▶ DIRECTIONS
Copy every record exactly, and keep the pictures out.

▶ DATA ROWS

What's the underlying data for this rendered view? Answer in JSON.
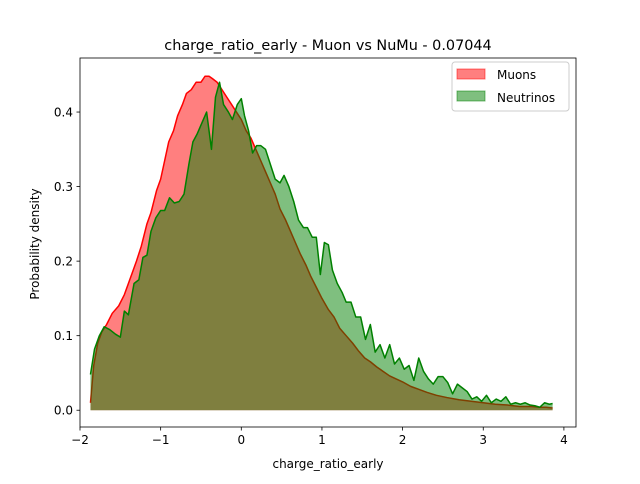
{
  "chart_data": {
    "type": "area",
    "title": "charge_ratio_early - Muon vs NuMu - 0.07044",
    "xlabel": "charge_ratio_early",
    "ylabel": "Probability density",
    "xlim": [
      -2.0,
      4.15
    ],
    "ylim": [
      -0.0225,
      0.4725
    ],
    "xticks": [
      -2,
      -1,
      0,
      1,
      2,
      3,
      4
    ],
    "xtick_labels": [
      "−2",
      "−1",
      "0",
      "1",
      "2",
      "3",
      "4"
    ],
    "yticks": [
      0.0,
      0.1,
      0.2,
      0.3,
      0.4
    ],
    "ytick_labels": [
      "0.0",
      "0.1",
      "0.2",
      "0.3",
      "0.4"
    ],
    "legend_position": "top-right",
    "grid": false,
    "series": [
      {
        "name": "Muons",
        "line_color": "#ff0000",
        "fill_color": "#ff0000",
        "fill_alpha": 0.5,
        "x": [
          -1.87,
          -1.83,
          -1.78,
          -1.73,
          -1.67,
          -1.6,
          -1.52,
          -1.45,
          -1.4,
          -1.35,
          -1.3,
          -1.24,
          -1.17,
          -1.12,
          -1.05,
          -1.0,
          -0.96,
          -0.9,
          -0.84,
          -0.79,
          -0.73,
          -0.68,
          -0.62,
          -0.56,
          -0.5,
          -0.45,
          -0.4,
          -0.36,
          -0.3,
          -0.24,
          -0.18,
          -0.12,
          -0.06,
          0.0,
          0.06,
          0.12,
          0.18,
          0.24,
          0.3,
          0.36,
          0.42,
          0.48,
          0.55,
          0.61,
          0.67,
          0.73,
          0.8,
          0.86,
          0.93,
          1.0,
          1.08,
          1.15,
          1.22,
          1.3,
          1.38,
          1.45,
          1.53,
          1.6,
          1.68,
          1.76,
          1.84,
          1.92,
          2.0,
          2.1,
          2.2,
          2.3,
          2.42,
          2.55,
          2.7,
          2.85,
          3.0,
          3.15,
          3.3,
          3.45,
          3.6,
          3.7,
          3.78,
          3.86
        ],
        "y": [
          0.01,
          0.06,
          0.09,
          0.105,
          0.115,
          0.13,
          0.14,
          0.155,
          0.17,
          0.185,
          0.2,
          0.22,
          0.25,
          0.265,
          0.295,
          0.31,
          0.33,
          0.36,
          0.375,
          0.395,
          0.41,
          0.425,
          0.43,
          0.44,
          0.44,
          0.448,
          0.448,
          0.445,
          0.44,
          0.43,
          0.42,
          0.41,
          0.4,
          0.39,
          0.375,
          0.365,
          0.35,
          0.335,
          0.32,
          0.305,
          0.29,
          0.27,
          0.255,
          0.24,
          0.225,
          0.21,
          0.195,
          0.18,
          0.165,
          0.15,
          0.135,
          0.125,
          0.11,
          0.1,
          0.09,
          0.08,
          0.07,
          0.065,
          0.058,
          0.052,
          0.046,
          0.042,
          0.038,
          0.032,
          0.028,
          0.024,
          0.02,
          0.017,
          0.014,
          0.012,
          0.01,
          0.008,
          0.007,
          0.005,
          0.005,
          0.004,
          0.004,
          0.003
        ]
      },
      {
        "name": "Neutrinos",
        "line_color": "#008000",
        "fill_color": "#008000",
        "fill_alpha": 0.5,
        "x": [
          -1.87,
          -1.82,
          -1.76,
          -1.7,
          -1.63,
          -1.56,
          -1.5,
          -1.45,
          -1.4,
          -1.33,
          -1.27,
          -1.22,
          -1.17,
          -1.12,
          -1.06,
          -1.0,
          -0.95,
          -0.89,
          -0.83,
          -0.77,
          -0.71,
          -0.65,
          -0.6,
          -0.55,
          -0.49,
          -0.43,
          -0.37,
          -0.32,
          -0.27,
          -0.22,
          -0.16,
          -0.11,
          -0.05,
          0.0,
          0.04,
          0.09,
          0.14,
          0.19,
          0.24,
          0.3,
          0.36,
          0.42,
          0.48,
          0.53,
          0.59,
          0.65,
          0.71,
          0.77,
          0.82,
          0.88,
          0.93,
          0.98,
          1.03,
          1.08,
          1.13,
          1.19,
          1.25,
          1.3,
          1.36,
          1.42,
          1.48,
          1.54,
          1.6,
          1.66,
          1.72,
          1.78,
          1.84,
          1.9,
          1.96,
          2.02,
          2.08,
          2.14,
          2.2,
          2.26,
          2.32,
          2.38,
          2.44,
          2.5,
          2.56,
          2.62,
          2.68,
          2.74,
          2.8,
          2.86,
          2.92,
          2.98,
          3.04,
          3.1,
          3.16,
          3.22,
          3.28,
          3.34,
          3.4,
          3.46,
          3.52,
          3.58,
          3.64,
          3.7,
          3.76,
          3.82,
          3.86
        ],
        "y": [
          0.048,
          0.082,
          0.1,
          0.112,
          0.108,
          0.102,
          0.098,
          0.133,
          0.128,
          0.17,
          0.175,
          0.205,
          0.208,
          0.24,
          0.258,
          0.268,
          0.268,
          0.285,
          0.278,
          0.28,
          0.29,
          0.33,
          0.36,
          0.37,
          0.385,
          0.4,
          0.35,
          0.42,
          0.44,
          0.41,
          0.4,
          0.39,
          0.41,
          0.418,
          0.395,
          0.375,
          0.345,
          0.355,
          0.355,
          0.35,
          0.33,
          0.31,
          0.305,
          0.315,
          0.3,
          0.28,
          0.255,
          0.245,
          0.245,
          0.232,
          0.232,
          0.182,
          0.225,
          0.222,
          0.188,
          0.17,
          0.158,
          0.145,
          0.145,
          0.125,
          0.125,
          0.095,
          0.115,
          0.078,
          0.088,
          0.07,
          0.088,
          0.062,
          0.07,
          0.055,
          0.06,
          0.04,
          0.07,
          0.052,
          0.042,
          0.035,
          0.045,
          0.045,
          0.037,
          0.022,
          0.035,
          0.03,
          0.025,
          0.015,
          0.018,
          0.012,
          0.02,
          0.01,
          0.015,
          0.012,
          0.018,
          0.008,
          0.01,
          0.008,
          0.01,
          0.007,
          0.006,
          0.004,
          0.01,
          0.008,
          0.009
        ]
      }
    ]
  }
}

▶ SOLUTION TO THE PROBLEM
What's the underlying data for this rendered view? Answer in JSON.
{
  "chart_data": {
    "type": "area",
    "title": "charge_ratio_early - Muon vs NuMu - 0.07044",
    "xlabel": "charge_ratio_early",
    "ylabel": "Probability density",
    "xlim": [
      -2.0,
      4.15
    ],
    "ylim": [
      -0.0225,
      0.4725
    ],
    "xticks": [
      -2,
      -1,
      0,
      1,
      2,
      3,
      4
    ],
    "xtick_labels": [
      "−2",
      "−1",
      "0",
      "1",
      "2",
      "3",
      "4"
    ],
    "yticks": [
      0.0,
      0.1,
      0.2,
      0.3,
      0.4
    ],
    "ytick_labels": [
      "0.0",
      "0.1",
      "0.2",
      "0.3",
      "0.4"
    ],
    "legend_position": "top-right",
    "grid": false,
    "series": [
      {
        "name": "Muons",
        "line_color": "#ff0000",
        "fill_color": "#ff0000",
        "fill_alpha": 0.5,
        "x": [
          -1.87,
          -1.83,
          -1.78,
          -1.73,
          -1.67,
          -1.6,
          -1.52,
          -1.45,
          -1.4,
          -1.35,
          -1.3,
          -1.24,
          -1.17,
          -1.12,
          -1.05,
          -1.0,
          -0.96,
          -0.9,
          -0.84,
          -0.79,
          -0.73,
          -0.68,
          -0.62,
          -0.56,
          -0.5,
          -0.45,
          -0.4,
          -0.36,
          -0.3,
          -0.24,
          -0.18,
          -0.12,
          -0.06,
          0.0,
          0.06,
          0.12,
          0.18,
          0.24,
          0.3,
          0.36,
          0.42,
          0.48,
          0.55,
          0.61,
          0.67,
          0.73,
          0.8,
          0.86,
          0.93,
          1.0,
          1.08,
          1.15,
          1.22,
          1.3,
          1.38,
          1.45,
          1.53,
          1.6,
          1.68,
          1.76,
          1.84,
          1.92,
          2.0,
          2.1,
          2.2,
          2.3,
          2.42,
          2.55,
          2.7,
          2.85,
          3.0,
          3.15,
          3.3,
          3.45,
          3.6,
          3.7,
          3.78,
          3.86
        ],
        "y": [
          0.01,
          0.06,
          0.09,
          0.105,
          0.115,
          0.13,
          0.14,
          0.155,
          0.17,
          0.185,
          0.2,
          0.22,
          0.25,
          0.265,
          0.295,
          0.31,
          0.33,
          0.36,
          0.375,
          0.395,
          0.41,
          0.425,
          0.43,
          0.44,
          0.44,
          0.448,
          0.448,
          0.445,
          0.44,
          0.43,
          0.42,
          0.41,
          0.4,
          0.39,
          0.375,
          0.365,
          0.35,
          0.335,
          0.32,
          0.305,
          0.29,
          0.27,
          0.255,
          0.24,
          0.225,
          0.21,
          0.195,
          0.18,
          0.165,
          0.15,
          0.135,
          0.125,
          0.11,
          0.1,
          0.09,
          0.08,
          0.07,
          0.065,
          0.058,
          0.052,
          0.046,
          0.042,
          0.038,
          0.032,
          0.028,
          0.024,
          0.02,
          0.017,
          0.014,
          0.012,
          0.01,
          0.008,
          0.007,
          0.005,
          0.005,
          0.004,
          0.004,
          0.003
        ]
      },
      {
        "name": "Neutrinos",
        "line_color": "#008000",
        "fill_color": "#008000",
        "fill_alpha": 0.5,
        "x": [
          -1.87,
          -1.82,
          -1.76,
          -1.7,
          -1.63,
          -1.56,
          -1.5,
          -1.45,
          -1.4,
          -1.33,
          -1.27,
          -1.22,
          -1.17,
          -1.12,
          -1.06,
          -1.0,
          -0.95,
          -0.89,
          -0.83,
          -0.77,
          -0.71,
          -0.65,
          -0.6,
          -0.55,
          -0.49,
          -0.43,
          -0.37,
          -0.32,
          -0.27,
          -0.22,
          -0.16,
          -0.11,
          -0.05,
          0.0,
          0.04,
          0.09,
          0.14,
          0.19,
          0.24,
          0.3,
          0.36,
          0.42,
          0.48,
          0.53,
          0.59,
          0.65,
          0.71,
          0.77,
          0.82,
          0.88,
          0.93,
          0.98,
          1.03,
          1.08,
          1.13,
          1.19,
          1.25,
          1.3,
          1.36,
          1.42,
          1.48,
          1.54,
          1.6,
          1.66,
          1.72,
          1.78,
          1.84,
          1.9,
          1.96,
          2.02,
          2.08,
          2.14,
          2.2,
          2.26,
          2.32,
          2.38,
          2.44,
          2.5,
          2.56,
          2.62,
          2.68,
          2.74,
          2.8,
          2.86,
          2.92,
          2.98,
          3.04,
          3.1,
          3.16,
          3.22,
          3.28,
          3.34,
          3.4,
          3.46,
          3.52,
          3.58,
          3.64,
          3.7,
          3.76,
          3.82,
          3.86
        ],
        "y": [
          0.048,
          0.082,
          0.1,
          0.112,
          0.108,
          0.102,
          0.098,
          0.133,
          0.128,
          0.17,
          0.175,
          0.205,
          0.208,
          0.24,
          0.258,
          0.268,
          0.268,
          0.285,
          0.278,
          0.28,
          0.29,
          0.33,
          0.36,
          0.37,
          0.385,
          0.4,
          0.35,
          0.42,
          0.44,
          0.41,
          0.4,
          0.39,
          0.41,
          0.418,
          0.395,
          0.375,
          0.345,
          0.355,
          0.355,
          0.35,
          0.33,
          0.31,
          0.305,
          0.315,
          0.3,
          0.28,
          0.255,
          0.245,
          0.245,
          0.232,
          0.232,
          0.182,
          0.225,
          0.222,
          0.188,
          0.17,
          0.158,
          0.145,
          0.145,
          0.125,
          0.125,
          0.095,
          0.115,
          0.078,
          0.088,
          0.07,
          0.088,
          0.062,
          0.07,
          0.055,
          0.06,
          0.04,
          0.07,
          0.052,
          0.042,
          0.035,
          0.045,
          0.045,
          0.037,
          0.022,
          0.035,
          0.03,
          0.025,
          0.015,
          0.018,
          0.012,
          0.02,
          0.01,
          0.015,
          0.012,
          0.018,
          0.008,
          0.01,
          0.008,
          0.01,
          0.007,
          0.006,
          0.004,
          0.01,
          0.008,
          0.009
        ]
      }
    ]
  }
}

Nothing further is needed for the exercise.